[Begin INPUT MATERIAL]
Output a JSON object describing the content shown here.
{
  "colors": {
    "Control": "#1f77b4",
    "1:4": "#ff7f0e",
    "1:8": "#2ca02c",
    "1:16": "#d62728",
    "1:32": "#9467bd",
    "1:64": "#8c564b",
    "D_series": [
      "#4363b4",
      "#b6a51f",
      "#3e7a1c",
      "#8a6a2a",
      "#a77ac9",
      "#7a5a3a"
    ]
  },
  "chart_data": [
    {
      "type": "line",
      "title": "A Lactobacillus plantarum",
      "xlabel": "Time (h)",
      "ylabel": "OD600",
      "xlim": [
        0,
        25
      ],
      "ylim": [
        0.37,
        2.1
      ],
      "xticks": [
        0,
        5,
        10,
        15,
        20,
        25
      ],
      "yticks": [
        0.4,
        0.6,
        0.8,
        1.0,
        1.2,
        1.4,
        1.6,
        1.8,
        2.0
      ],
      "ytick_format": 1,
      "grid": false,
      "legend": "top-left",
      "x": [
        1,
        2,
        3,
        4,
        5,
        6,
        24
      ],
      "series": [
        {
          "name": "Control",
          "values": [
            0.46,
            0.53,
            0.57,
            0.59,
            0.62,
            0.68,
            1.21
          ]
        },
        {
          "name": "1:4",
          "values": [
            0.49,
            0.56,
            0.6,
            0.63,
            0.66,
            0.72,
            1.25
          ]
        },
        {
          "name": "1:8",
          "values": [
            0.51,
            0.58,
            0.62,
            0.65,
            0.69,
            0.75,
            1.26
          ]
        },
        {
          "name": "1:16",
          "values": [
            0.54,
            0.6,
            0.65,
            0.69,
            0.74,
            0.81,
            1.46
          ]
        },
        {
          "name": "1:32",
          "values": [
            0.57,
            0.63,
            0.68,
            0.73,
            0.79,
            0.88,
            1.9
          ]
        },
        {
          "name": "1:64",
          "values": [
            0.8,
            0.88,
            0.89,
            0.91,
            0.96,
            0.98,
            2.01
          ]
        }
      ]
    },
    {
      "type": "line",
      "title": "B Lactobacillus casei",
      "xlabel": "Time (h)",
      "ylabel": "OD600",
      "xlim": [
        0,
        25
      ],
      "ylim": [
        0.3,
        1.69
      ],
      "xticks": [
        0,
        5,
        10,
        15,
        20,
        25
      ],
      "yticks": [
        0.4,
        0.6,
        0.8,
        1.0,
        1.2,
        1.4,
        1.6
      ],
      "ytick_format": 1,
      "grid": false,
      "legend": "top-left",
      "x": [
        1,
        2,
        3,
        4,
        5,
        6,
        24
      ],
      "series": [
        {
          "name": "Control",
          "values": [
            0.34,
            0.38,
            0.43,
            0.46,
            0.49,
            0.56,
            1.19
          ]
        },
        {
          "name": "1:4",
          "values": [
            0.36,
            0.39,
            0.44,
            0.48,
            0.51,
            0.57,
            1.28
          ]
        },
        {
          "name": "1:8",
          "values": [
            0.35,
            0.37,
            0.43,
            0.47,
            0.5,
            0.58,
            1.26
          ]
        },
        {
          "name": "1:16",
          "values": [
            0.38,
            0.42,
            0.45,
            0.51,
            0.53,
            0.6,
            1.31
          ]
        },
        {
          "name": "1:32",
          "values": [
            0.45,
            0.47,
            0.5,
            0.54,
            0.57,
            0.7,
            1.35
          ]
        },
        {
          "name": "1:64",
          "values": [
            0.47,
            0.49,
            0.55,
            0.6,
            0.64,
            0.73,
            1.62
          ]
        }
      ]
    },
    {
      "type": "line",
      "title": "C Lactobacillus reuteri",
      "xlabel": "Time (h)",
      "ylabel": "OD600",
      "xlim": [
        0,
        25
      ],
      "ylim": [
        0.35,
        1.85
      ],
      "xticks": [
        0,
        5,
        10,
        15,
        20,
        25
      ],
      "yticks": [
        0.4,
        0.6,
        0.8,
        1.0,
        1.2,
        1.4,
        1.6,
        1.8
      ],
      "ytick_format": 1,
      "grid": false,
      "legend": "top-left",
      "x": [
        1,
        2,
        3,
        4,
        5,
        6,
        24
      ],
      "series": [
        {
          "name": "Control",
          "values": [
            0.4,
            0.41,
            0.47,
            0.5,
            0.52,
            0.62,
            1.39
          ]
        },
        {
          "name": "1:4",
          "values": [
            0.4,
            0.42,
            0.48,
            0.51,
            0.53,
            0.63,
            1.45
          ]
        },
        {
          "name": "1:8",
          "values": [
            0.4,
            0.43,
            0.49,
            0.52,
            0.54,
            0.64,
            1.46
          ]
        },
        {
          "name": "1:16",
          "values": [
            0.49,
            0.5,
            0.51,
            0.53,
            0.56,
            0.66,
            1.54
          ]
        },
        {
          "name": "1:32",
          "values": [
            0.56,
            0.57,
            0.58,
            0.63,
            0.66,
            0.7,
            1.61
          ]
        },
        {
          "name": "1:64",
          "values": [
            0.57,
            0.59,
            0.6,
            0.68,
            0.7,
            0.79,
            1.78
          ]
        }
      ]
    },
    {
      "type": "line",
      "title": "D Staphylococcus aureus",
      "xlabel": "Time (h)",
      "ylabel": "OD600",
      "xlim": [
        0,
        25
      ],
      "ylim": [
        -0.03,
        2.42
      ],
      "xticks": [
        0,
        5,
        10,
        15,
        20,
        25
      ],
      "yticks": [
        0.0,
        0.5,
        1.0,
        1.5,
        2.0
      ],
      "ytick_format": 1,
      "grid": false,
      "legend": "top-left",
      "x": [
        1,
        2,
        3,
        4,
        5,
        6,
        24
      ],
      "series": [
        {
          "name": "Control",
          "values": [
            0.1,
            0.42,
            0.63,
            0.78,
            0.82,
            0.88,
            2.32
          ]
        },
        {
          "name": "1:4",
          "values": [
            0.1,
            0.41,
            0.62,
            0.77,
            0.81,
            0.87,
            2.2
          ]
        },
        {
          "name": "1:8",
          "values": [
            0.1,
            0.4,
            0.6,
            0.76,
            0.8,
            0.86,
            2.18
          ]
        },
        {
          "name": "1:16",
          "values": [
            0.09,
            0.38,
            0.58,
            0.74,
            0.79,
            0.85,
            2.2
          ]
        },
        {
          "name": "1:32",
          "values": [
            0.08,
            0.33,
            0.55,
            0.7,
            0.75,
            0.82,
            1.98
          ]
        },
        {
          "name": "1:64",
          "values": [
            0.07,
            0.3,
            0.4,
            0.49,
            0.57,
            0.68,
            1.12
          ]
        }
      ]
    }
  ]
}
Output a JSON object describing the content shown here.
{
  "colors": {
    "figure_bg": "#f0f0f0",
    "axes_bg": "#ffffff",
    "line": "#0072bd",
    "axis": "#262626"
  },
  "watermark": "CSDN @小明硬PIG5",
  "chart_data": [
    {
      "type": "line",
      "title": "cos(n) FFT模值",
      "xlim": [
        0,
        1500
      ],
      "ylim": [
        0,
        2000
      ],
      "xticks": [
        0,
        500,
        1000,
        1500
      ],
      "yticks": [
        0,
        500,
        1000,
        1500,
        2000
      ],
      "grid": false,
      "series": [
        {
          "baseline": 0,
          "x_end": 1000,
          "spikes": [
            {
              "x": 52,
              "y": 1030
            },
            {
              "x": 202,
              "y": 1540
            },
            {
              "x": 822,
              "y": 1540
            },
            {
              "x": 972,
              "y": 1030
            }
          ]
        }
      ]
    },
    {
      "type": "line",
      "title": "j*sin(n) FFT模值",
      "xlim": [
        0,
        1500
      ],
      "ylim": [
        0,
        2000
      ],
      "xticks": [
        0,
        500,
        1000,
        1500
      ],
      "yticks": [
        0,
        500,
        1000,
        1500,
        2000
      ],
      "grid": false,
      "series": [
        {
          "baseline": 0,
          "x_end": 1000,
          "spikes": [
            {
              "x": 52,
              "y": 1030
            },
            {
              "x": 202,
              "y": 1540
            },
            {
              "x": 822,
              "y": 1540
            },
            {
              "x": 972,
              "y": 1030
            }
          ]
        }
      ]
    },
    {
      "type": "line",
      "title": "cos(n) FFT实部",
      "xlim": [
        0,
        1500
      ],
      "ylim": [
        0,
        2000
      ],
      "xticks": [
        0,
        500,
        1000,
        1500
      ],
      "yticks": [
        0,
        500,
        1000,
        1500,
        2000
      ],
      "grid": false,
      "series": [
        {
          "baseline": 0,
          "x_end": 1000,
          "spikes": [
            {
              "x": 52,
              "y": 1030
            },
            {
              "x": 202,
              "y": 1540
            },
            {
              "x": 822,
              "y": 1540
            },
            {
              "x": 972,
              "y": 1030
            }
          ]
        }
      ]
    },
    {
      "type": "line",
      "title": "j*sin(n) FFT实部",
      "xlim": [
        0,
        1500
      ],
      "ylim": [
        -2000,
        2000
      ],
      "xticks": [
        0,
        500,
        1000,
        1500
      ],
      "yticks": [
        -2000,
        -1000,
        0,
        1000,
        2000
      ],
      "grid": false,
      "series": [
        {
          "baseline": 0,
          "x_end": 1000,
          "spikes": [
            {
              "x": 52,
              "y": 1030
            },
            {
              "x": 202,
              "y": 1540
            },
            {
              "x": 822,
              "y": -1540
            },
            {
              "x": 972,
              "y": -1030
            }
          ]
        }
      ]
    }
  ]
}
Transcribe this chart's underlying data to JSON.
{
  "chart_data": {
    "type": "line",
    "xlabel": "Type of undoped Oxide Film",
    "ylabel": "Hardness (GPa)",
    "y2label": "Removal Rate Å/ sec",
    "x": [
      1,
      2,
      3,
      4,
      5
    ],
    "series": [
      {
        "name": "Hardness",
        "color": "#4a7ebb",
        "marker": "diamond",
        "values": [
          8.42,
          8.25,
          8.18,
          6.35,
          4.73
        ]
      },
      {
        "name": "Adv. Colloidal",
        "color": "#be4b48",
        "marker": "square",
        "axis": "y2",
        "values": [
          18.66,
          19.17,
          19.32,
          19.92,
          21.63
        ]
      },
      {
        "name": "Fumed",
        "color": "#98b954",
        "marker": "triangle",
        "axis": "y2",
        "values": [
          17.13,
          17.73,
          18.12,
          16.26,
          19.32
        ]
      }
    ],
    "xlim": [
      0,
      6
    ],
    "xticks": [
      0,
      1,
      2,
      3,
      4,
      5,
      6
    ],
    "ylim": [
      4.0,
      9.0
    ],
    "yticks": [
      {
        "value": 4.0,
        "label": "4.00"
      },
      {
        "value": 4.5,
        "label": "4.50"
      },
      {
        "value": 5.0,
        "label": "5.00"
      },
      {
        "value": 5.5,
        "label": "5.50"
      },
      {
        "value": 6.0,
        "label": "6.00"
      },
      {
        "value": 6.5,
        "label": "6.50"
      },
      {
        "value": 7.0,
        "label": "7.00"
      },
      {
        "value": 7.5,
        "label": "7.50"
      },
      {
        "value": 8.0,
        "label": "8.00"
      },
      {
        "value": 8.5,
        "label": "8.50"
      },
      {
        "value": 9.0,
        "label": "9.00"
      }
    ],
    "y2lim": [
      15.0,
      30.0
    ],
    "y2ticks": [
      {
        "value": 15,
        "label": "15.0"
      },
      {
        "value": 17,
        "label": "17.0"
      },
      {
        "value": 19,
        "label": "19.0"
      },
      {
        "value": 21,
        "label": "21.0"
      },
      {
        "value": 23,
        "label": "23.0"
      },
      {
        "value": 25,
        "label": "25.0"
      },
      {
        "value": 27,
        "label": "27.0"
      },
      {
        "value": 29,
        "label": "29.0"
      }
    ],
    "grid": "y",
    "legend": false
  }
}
[End INPUT MATERIAL]
#### WORK REQUIRED
Search the lines above for the string "Lactobacillus" and copy each line that has it.

#### OUTPUT
      "title": "A Lactobacillus plantarum",
      "title": "B Lactobacillus casei",
      "title": "C Lactobacillus reuteri",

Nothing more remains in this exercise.